### TEXT PASSAGE
--*--
Towards the end of every year science magazines publish a list of the top ten news stories of that year. I often look at these and wonder what criteria went into selecting such a list, and whether it is possible to formulate fairly objective criteria. A look at blogs reveals that I'm not alone in wondering about such things. There is keen interest in this question.

The laws of Bazaloides

Arhopala Bazaloides framed three criteria for selecting the top science stories of the year and checked how published lists fare. Here I reproduce the laws verbatim.

The First Law
The story must be about a discovery: not just an outstanding disaster like the Deepwater Horizon debacle. Science policy, science funding, ethics in science are news, sometimes important news, but not discovery. Such news stories should not be part of these lists.
The Second Law
The observation must be correct, or, at the very least, not be challenged before the end of the year. Stories about the demise of earlier lists should be made part of such lists, otherwise tales of dead science keep making the rounds of secondary and tertiary sources like the Wikipedia.
The Third Law
Any story about a new verification of an already long-verified theory should not make it to such a list on the basis of the test alone. Such a test would only make the cut if it could be seen as the beginning of a new field, for example, by solving a deep technical challenge. By extension, the discovery of an expected phenomenon cannot be a big story. To take this further, incremental advances in long on-going projects will find it hard to get on to the list.

If you put these criteria to work on the news available for a year you might not get 10 items. That's okay: you want to know the most exciting science done in a given year. Whether or not there were 10 exciting works is of lesser consequence.

2010

A microbe that lives on arsenic
Exoplanet atmosphere laid bare
Quantum effects seen in a visible object
Ancient kissing cousins were found
Family Genomics: linking DNA to disease
[Discover]
The Map of Everything
[Discover] The Planck satellite observed the whole sky in a range of wavelengths, from the far infrared to microwave frequencies. The mission has put together a map of all this data, very easily viewed in a site called The Chromoscope.
The world's first cyberweapon
[NYTimes] The malware was so skillfully designed that computer security specialists who have examined it were almost certain it had been created by a government and is a prime example of clandestine digital warfare. While there have been suspicions of other government uses of computer worms and viruses, Stuxnet is the first to go after industrial systems. But unlike those other attacks, this bit of malware did not stay invisible. If Stuxnet is the latest example of what a government organization can do, it contains some glaring shortcomings. The program was splattered on thousands of computer systems around the world, and much of its impact has been on those systems, rather than on what appears to have been its intended target, Iranian equipment. Computer security specialists are also puzzled by why it was created to spread so widely.
Early diagnosis for Alzheimer's
[Discover] Part of what makes Alzheimer's disease so pernicious is its stealth. Traditionally, it could be identified with certainty only by an autopsy. That changed last year, when researchers used two tools to diagnose the disease with nearly 100 percent accuracy in living subjects, a feat that might ultimately allow patients to seek drug treatment before their condition becomes too advanced.
--*--
### PROMPT 1
Answer these questions using the passage on top science stories:
(a) Who framed the three criteria for selecting the top science stories of the year?
(b) According to the text, what did the Planck satellite observe?
(c) What kind of systems is Stuxnet described as the first to go after?
### PROMPT 2
Reproduce the section of the passage on top science stories that opens with the words containing "Early diagnosis for" and closes with "becomes too advanced.".
The records are not required for any of this work.

(Source records)
--*--
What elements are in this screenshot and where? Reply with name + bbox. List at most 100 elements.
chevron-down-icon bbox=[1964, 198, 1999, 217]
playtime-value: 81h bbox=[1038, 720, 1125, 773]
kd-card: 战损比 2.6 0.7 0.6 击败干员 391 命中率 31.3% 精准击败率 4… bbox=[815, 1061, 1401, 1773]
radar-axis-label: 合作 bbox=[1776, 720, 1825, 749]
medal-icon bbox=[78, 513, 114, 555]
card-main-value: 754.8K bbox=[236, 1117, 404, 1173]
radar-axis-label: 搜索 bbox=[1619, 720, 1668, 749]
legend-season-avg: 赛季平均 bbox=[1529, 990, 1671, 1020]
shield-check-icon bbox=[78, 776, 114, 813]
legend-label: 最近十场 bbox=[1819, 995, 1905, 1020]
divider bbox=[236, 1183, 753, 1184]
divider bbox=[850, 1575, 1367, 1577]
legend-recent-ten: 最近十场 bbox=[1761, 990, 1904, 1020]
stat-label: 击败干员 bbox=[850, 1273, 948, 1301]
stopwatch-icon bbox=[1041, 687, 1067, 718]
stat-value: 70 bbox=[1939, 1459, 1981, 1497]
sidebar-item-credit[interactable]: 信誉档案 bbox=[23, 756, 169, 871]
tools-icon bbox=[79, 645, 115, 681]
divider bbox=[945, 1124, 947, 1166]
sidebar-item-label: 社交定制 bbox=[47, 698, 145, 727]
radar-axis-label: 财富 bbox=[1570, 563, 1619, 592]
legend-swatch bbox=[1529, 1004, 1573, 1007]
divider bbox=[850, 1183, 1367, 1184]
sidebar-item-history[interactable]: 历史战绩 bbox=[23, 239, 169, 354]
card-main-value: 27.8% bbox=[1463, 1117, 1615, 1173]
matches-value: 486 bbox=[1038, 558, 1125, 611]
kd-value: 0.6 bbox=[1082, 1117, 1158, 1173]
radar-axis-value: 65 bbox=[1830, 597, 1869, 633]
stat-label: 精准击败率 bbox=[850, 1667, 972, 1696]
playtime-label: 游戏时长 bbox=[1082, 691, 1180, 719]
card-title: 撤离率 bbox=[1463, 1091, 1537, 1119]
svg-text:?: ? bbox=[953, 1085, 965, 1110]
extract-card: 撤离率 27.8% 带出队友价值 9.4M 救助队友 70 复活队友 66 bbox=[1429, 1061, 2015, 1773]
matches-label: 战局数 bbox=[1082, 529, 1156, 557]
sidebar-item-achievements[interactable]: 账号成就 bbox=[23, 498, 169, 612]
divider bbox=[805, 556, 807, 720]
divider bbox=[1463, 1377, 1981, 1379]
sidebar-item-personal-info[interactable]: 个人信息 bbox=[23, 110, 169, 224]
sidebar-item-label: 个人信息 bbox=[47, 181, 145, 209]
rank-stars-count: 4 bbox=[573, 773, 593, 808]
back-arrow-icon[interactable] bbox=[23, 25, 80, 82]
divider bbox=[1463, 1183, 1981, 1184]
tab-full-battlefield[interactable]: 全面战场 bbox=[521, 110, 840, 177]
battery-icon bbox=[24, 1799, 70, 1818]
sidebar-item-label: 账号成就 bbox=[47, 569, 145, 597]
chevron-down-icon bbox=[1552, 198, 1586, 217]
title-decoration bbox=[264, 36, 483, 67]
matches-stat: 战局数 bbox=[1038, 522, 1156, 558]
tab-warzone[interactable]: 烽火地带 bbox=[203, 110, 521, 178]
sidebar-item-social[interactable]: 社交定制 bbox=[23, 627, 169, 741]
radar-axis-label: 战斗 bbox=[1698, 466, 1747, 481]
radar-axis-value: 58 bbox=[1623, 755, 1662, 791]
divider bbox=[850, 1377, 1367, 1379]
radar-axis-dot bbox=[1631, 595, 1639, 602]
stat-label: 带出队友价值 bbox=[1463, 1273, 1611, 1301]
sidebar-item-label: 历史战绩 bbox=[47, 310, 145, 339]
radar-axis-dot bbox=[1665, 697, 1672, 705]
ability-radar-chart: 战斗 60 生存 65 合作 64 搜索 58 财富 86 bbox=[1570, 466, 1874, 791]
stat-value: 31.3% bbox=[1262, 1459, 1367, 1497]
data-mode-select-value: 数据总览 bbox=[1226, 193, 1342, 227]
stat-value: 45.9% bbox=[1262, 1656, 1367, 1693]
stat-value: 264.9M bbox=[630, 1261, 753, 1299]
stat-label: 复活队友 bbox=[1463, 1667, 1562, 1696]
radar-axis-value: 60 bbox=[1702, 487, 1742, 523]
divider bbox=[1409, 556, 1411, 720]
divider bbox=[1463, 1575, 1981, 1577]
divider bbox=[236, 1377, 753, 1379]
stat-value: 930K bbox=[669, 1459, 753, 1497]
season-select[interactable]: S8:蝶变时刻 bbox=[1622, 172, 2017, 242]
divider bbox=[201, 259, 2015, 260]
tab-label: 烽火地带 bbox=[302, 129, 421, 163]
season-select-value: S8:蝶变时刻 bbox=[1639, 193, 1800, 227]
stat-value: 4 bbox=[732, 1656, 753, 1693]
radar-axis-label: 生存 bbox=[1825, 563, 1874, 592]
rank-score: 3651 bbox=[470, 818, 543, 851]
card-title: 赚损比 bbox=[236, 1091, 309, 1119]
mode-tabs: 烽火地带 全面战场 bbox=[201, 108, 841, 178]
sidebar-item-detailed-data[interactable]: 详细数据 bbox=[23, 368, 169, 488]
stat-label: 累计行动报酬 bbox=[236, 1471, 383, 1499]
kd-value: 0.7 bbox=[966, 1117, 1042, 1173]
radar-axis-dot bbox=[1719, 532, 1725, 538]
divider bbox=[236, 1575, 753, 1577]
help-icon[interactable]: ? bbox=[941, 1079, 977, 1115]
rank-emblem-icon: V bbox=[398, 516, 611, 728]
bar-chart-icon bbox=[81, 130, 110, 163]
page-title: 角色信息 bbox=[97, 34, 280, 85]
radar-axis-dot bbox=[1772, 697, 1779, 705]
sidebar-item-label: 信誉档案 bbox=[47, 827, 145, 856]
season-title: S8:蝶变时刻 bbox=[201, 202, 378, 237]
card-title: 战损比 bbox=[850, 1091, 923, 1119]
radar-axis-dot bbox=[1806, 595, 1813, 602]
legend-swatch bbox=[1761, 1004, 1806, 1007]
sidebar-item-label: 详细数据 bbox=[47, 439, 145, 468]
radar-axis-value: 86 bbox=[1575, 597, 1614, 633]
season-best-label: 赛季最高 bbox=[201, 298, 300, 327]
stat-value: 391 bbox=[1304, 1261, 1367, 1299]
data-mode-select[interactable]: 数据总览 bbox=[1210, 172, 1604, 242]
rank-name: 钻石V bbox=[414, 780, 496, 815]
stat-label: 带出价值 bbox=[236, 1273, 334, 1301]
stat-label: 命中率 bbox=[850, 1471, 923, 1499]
--*--
### OUTPUT 1
(a) Arhopala Bazaloides.
(b) The whole sky in a range of wavelengths, from the far infrared to microwave frequencies.
(c) Industrial systems.

### OUTPUT 2
Early diagnosis for Alzheimer's
[Discover] Part of what makes Alzheimer's disease so pernicious is its stealth. Traditionally, it could be identified with certainty only by an autopsy. That changed last year, when researchers used two tools to diagnose the disease with nearly 100 percent accuracy in living subjects, a feat that might ultimately allow patients to seek drug treatment before their condition becomes too advanced.